Pictures within the data are to be left out; everything else must be reproduced exactly.

# Start of MATERIAL FOR THIS EXERCISE

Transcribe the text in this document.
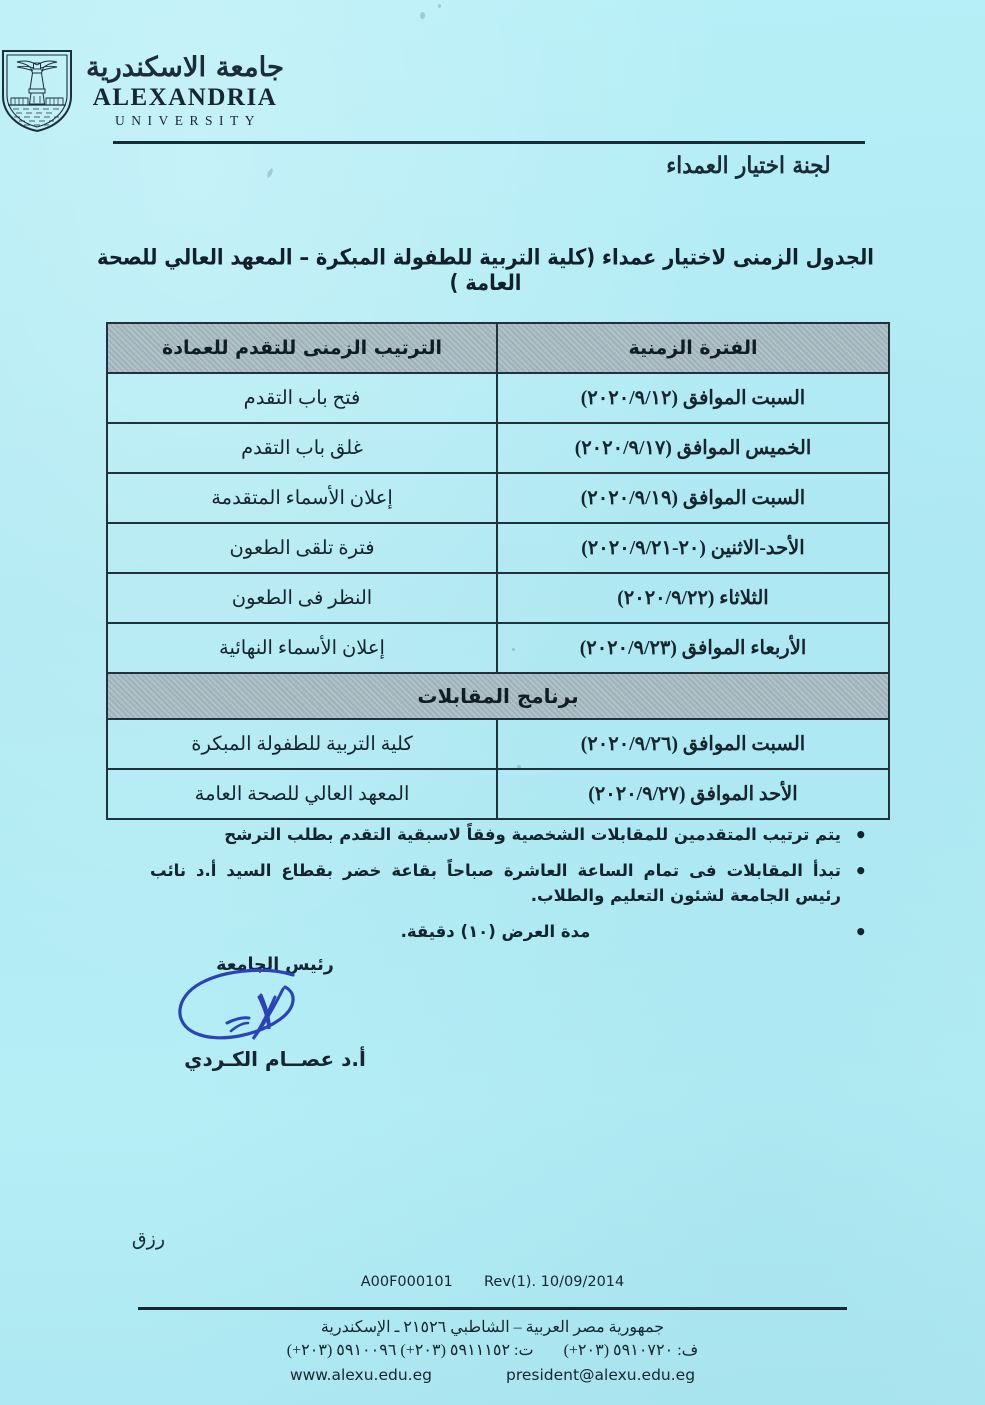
جامعة الاسكندرية
ALEXANDRIA
UNIVERSITY
لجنة اختيار العمداء
الجدول الزمنى لاختيار عمداء (كلية التربية للطفولة المبكرة – المعهد العالي للصحة العامة )
الفترة الزمنية	الترتيب الزمنى للتقدم للعمادة
السبت الموافق (٢٠٢٠/٩/١٢)	فتح باب التقدم
الخميس الموافق (٢٠٢٠/٩/١٧)	غلق باب التقدم
السبت الموافق (٢٠٢٠/٩/١٩)	إعلان الأسماء المتقدمة
الأحد-الاثنين (٢٠-٢٠٢٠/٩/٢١)	فترة تلقى الطعون
الثلاثاء (٢٠٢٠/٩/٢٢)	النظر فى الطعون
الأربعاء الموافق (٢٠٢٠/٩/٢٣)	إعلان الأسماء النهائية
برنامج المقابلات	
السبت الموافق (٢٠٢٠/٩/٢٦)	كلية التربية للطفولة المبكرة
الأحد الموافق (٢٠٢٠/٩/٢٧)	المعهد العالي للصحة العامة
• يتم ترتيب المتقدمين للمقابلات الشخصية وفقاً لاسبقية التقدم بطلب الترشح
• تبدأ المقابلات فى تمام الساعة العاشرة صباحاً بقاعة خضر بقطاع السيد أ.د نائب رئيس الجامعة لشئون التعليم والطلاب.
• مدة العرض (١٠) دقيقة.
رئيس الجامعة
أ.د عصــام الكـردي
رزق
A00F000101 Rev(1). 10/09/2014
جمهورية مصر العربية – الشاطبي ٢١٥٢٦ ـ الإسكندرية
ف: ٥٩١٠٧٢٠ (٢٠٣+)
ت: ٥٩١١١٥٢ (٢٠٣+) ٥٩١٠٠٩٦ (٢٠٣+)
www.alexu.edu.eg	president@alexu.edu.eg
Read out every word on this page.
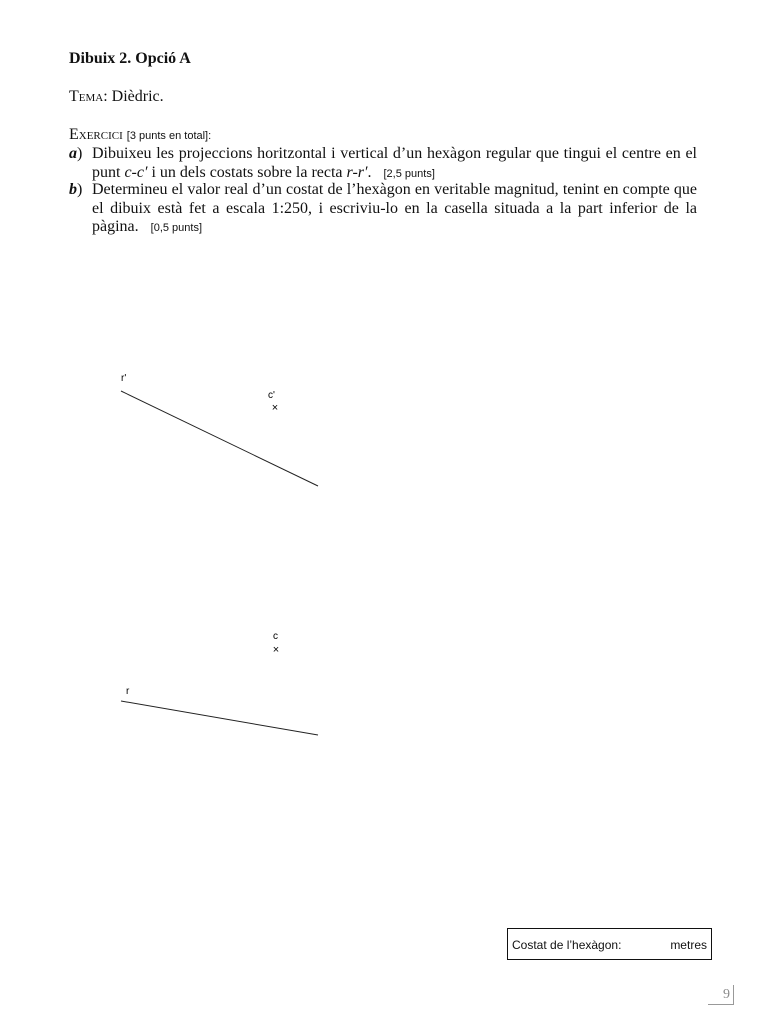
Dibuix 2. Opció A
Tema: Dièdric.
Exercici [3 punts en total]:
a) Dibuixeu les projeccions horitzontal i vertical d’un hexàgon regular que tingui el centre en el punt c-c′ i un dels costats sobre la recta r-r′. [2,5 punts]
b) Determineu el valor real d’un costat de l’hexàgon en veritable magnitud, tenint en compte que el dibuix està fet a escala 1:250, i escriviu-lo en la casella situada a la part inferior de la pàgina. [0,5 punts]
r'
c'
×
c
×
r
Costat de l’hexàgon:	metres
9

# End of MATERIAL FOR THIS EXERCISE

• **ANSWER TO THIS EXERCISE**:
Transcribe the text in this document.
جامعة الاسكندرية
ALEXANDRIA
UNIVERSITY
لجنة اختيار العمداء
الجدول الزمنى لاختيار عمداء (كلية التربية للطفولة المبكرة – المعهد العالي للصحة العامة )
الفترة الزمنية	الترتيب الزمنى للتقدم للعمادة
السبت الموافق (٢٠٢٠/٩/١٢)	فتح باب التقدم
الخميس الموافق (٢٠٢٠/٩/١٧)	غلق باب التقدم
السبت الموافق (٢٠٢٠/٩/١٩)	إعلان الأسماء المتقدمة
الأحد-الاثنين (٢٠-٢٠٢٠/٩/٢١)	فترة تلقى الطعون
الثلاثاء (٢٠٢٠/٩/٢٢)	النظر فى الطعون
الأربعاء الموافق (٢٠٢٠/٩/٢٣)	إعلان الأسماء النهائية
برنامج المقابلات	
السبت الموافق (٢٠٢٠/٩/٢٦)	كلية التربية للطفولة المبكرة
الأحد الموافق (٢٠٢٠/٩/٢٧)	المعهد العالي للصحة العامة
• يتم ترتيب المتقدمين للمقابلات الشخصية وفقاً لاسبقية التقدم بطلب الترشح
• تبدأ المقابلات فى تمام الساعة العاشرة صباحاً بقاعة خضر بقطاع السيد أ.د نائب رئيس الجامعة لشئون التعليم والطلاب.
• مدة العرض (١٠) دقيقة.
رئيس الجامعة
أ.د عصــام الكـردي
رزق
A00F000101 Rev(1). 10/09/2014
جمهورية مصر العربية – الشاطبي ٢١٥٢٦ ـ الإسكندرية
ف: ٥٩١٠٧٢٠ (٢٠٣+)
ت: ٥٩١١١٥٢ (٢٠٣+) ٥٩١٠٠٩٦ (٢٠٣+)
www.alexu.edu.eg	president@alexu.edu.eg
Read out every word on this page.
Dibuix 2. Opció A
Tema: Dièdric.
Exercici [3 punts en total]:
a) Dibuixeu les projeccions horitzontal i vertical d’un hexàgon regular que tingui el centre en el punt c-c′ i un dels costats sobre la recta r-r′. [2,5 punts]
b) Determineu el valor real d’un costat de l’hexàgon en veritable magnitud, tenint en compte que el dibuix està fet a escala 1:250, i escriviu-lo en la casella situada a la part inferior de la pàgina. [0,5 punts]
r'
c'
×
c
×
r
Costat de l’hexàgon:	metres
9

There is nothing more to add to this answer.